Records from a data source
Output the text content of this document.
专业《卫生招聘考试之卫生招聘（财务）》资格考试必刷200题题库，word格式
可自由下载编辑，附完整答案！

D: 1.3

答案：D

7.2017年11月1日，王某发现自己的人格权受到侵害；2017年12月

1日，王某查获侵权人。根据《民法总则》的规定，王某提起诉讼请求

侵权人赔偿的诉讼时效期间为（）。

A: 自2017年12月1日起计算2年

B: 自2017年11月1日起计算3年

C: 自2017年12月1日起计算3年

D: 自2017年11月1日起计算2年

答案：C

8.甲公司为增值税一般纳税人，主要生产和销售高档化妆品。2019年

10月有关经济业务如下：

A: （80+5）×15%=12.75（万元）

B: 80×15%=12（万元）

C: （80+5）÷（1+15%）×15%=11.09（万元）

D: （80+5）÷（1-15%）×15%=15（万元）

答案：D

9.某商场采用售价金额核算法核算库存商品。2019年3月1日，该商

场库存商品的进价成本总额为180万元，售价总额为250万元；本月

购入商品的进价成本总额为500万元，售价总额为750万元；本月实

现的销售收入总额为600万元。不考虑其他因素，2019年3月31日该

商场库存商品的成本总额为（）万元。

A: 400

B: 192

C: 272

Your objective —
Write out the full set of records exactly as given.

Written response —
Output the text content of this document.
专业《卫生招聘考试之卫生招聘（财务）》资格考试必刷200题题库，word格式
可自由下载编辑，附完整答案！

D: 1.3

答案：D

7.2017年11月1日，王某发现自己的人格权受到侵害；2017年12月

1日，王某查获侵权人。根据《民法总则》的规定，王某提起诉讼请求

侵权人赔偿的诉讼时效期间为（）。

A: 自2017年12月1日起计算2年

B: 自2017年11月1日起计算3年

C: 自2017年12月1日起计算3年

D: 自2017年11月1日起计算2年

答案：C

8.甲公司为增值税一般纳税人，主要生产和销售高档化妆品。2019年

10月有关经济业务如下：

A: （80+5）×15%=12.75（万元）

B: 80×15%=12（万元）

C: （80+5）÷（1+15%）×15%=11.09（万元）

D: （80+5）÷（1-15%）×15%=15（万元）

答案：D

9.某商场采用售价金额核算法核算库存商品。2019年3月1日，该商

场库存商品的进价成本总额为180万元，售价总额为250万元；本月

购入商品的进价成本总额为500万元，售价总额为750万元；本月实

现的销售收入总额为600万元。不考虑其他因素，2019年3月31日该

商场库存商品的成本总额为（）万元。

A: 400

B: 192

C: 272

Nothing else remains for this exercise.